▶ **Task statement**: Output all of the records exactly as written.

▶ **Raw records**:
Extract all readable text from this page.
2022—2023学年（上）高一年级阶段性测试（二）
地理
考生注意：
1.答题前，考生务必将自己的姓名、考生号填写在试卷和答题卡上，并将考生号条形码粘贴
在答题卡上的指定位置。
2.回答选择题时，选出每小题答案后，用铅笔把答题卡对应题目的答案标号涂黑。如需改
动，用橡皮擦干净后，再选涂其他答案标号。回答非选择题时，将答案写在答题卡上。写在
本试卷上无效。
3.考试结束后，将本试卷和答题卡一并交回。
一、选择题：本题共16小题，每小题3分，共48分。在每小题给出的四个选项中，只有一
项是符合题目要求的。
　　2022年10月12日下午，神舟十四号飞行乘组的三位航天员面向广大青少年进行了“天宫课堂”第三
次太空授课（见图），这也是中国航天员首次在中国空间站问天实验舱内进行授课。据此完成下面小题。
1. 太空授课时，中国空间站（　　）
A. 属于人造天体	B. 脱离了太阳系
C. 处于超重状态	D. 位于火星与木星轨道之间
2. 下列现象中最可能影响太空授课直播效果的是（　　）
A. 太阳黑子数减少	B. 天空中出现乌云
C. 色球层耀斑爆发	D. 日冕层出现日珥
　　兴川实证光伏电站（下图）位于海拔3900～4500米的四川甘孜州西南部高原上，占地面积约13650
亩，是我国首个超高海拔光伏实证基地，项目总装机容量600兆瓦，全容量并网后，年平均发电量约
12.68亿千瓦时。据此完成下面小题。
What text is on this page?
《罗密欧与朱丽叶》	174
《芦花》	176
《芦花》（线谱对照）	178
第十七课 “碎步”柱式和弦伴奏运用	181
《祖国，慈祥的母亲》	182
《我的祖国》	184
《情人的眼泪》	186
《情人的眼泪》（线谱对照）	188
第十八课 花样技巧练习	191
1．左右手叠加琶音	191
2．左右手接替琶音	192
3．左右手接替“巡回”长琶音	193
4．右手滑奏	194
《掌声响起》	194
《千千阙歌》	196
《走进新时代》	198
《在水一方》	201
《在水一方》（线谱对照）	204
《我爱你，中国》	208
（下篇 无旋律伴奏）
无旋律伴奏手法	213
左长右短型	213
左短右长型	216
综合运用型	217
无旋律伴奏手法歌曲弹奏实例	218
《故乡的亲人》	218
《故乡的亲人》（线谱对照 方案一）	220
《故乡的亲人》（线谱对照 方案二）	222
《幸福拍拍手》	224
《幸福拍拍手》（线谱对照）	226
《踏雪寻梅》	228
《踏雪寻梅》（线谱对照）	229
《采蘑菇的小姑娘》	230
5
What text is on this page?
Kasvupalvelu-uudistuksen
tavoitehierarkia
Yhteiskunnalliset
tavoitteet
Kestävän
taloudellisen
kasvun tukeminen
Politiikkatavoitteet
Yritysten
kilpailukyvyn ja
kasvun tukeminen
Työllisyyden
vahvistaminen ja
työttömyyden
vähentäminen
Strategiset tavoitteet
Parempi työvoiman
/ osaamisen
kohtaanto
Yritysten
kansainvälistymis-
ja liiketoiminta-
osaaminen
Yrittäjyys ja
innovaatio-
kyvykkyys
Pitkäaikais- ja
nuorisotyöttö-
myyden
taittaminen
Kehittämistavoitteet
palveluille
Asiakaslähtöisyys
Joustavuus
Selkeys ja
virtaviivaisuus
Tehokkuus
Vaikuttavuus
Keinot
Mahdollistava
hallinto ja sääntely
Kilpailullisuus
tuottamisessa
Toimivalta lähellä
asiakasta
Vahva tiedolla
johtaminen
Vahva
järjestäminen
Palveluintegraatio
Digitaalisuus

▶ **Task answer**:
Extract all readable text from this page.
2022—2023学年（上）高一年级阶段性测试（二）
地理
考生注意：
1.答题前，考生务必将自己的姓名、考生号填写在试卷和答题卡上，并将考生号条形码粘贴
在答题卡上的指定位置。
2.回答选择题时，选出每小题答案后，用铅笔把答题卡对应题目的答案标号涂黑。如需改
动，用橡皮擦干净后，再选涂其他答案标号。回答非选择题时，将答案写在答题卡上。写在
本试卷上无效。
3.考试结束后，将本试卷和答题卡一并交回。
一、选择题：本题共16小题，每小题3分，共48分。在每小题给出的四个选项中，只有一
项是符合题目要求的。
　　2022年10月12日下午，神舟十四号飞行乘组的三位航天员面向广大青少年进行了“天宫课堂”第三
次太空授课（见图），这也是中国航天员首次在中国空间站问天实验舱内进行授课。据此完成下面小题。
1. 太空授课时，中国空间站（　　）
A. 属于人造天体	B. 脱离了太阳系
C. 处于超重状态	D. 位于火星与木星轨道之间
2. 下列现象中最可能影响太空授课直播效果的是（　　）
A. 太阳黑子数减少	B. 天空中出现乌云
C. 色球层耀斑爆发	D. 日冕层出现日珥
　　兴川实证光伏电站（下图）位于海拔3900～4500米的四川甘孜州西南部高原上，占地面积约13650
亩，是我国首个超高海拔光伏实证基地，项目总装机容量600兆瓦，全容量并网后，年平均发电量约
12.68亿千瓦时。据此完成下面小题。
What text is on this page?
《罗密欧与朱丽叶》	174
《芦花》	176
《芦花》（线谱对照）	178
第十七课 “碎步”柱式和弦伴奏运用	181
《祖国，慈祥的母亲》	182
《我的祖国》	184
《情人的眼泪》	186
《情人的眼泪》（线谱对照）	188
第十八课 花样技巧练习	191
1．左右手叠加琶音	191
2．左右手接替琶音	192
3．左右手接替“巡回”长琶音	193
4．右手滑奏	194
《掌声响起》	194
《千千阙歌》	196
《走进新时代》	198
《在水一方》	201
《在水一方》（线谱对照）	204
《我爱你，中国》	208
（下篇 无旋律伴奏）
无旋律伴奏手法	213
左长右短型	213
左短右长型	216
综合运用型	217
无旋律伴奏手法歌曲弹奏实例	218
《故乡的亲人》	218
《故乡的亲人》（线谱对照 方案一）	220
《故乡的亲人》（线谱对照 方案二）	222
《幸福拍拍手》	224
《幸福拍拍手》（线谱对照）	226
《踏雪寻梅》	228
《踏雪寻梅》（线谱对照）	229
《采蘑菇的小姑娘》	230
5
What text is on this page?
Kasvupalvelu-uudistuksen
tavoitehierarkia
Yhteiskunnalliset
tavoitteet
Kestävän
taloudellisen
kasvun tukeminen
Politiikkatavoitteet
Yritysten
kilpailukyvyn ja
kasvun tukeminen
Työllisyyden
vahvistaminen ja
työttömyyden
vähentäminen
Strategiset tavoitteet
Parempi työvoiman
/ osaamisen
kohtaanto
Yritysten
kansainvälistymis-
ja liiketoiminta-
osaaminen
Yrittäjyys ja
innovaatio-
kyvykkyys
Pitkäaikais- ja
nuorisotyöttö-
myyden
taittaminen
Kehittämistavoitteet
palveluille
Asiakaslähtöisyys
Joustavuus
Selkeys ja
virtaviivaisuus
Tehokkuus
Vaikuttavuus
Keinot
Mahdollistava
hallinto ja sääntely
Kilpailullisuus
tuottamisessa
Toimivalta lähellä
asiakasta
Vahva tiedolla
johtaminen
Vahva
järjestäminen
Palveluintegraatio
Digitaalisuus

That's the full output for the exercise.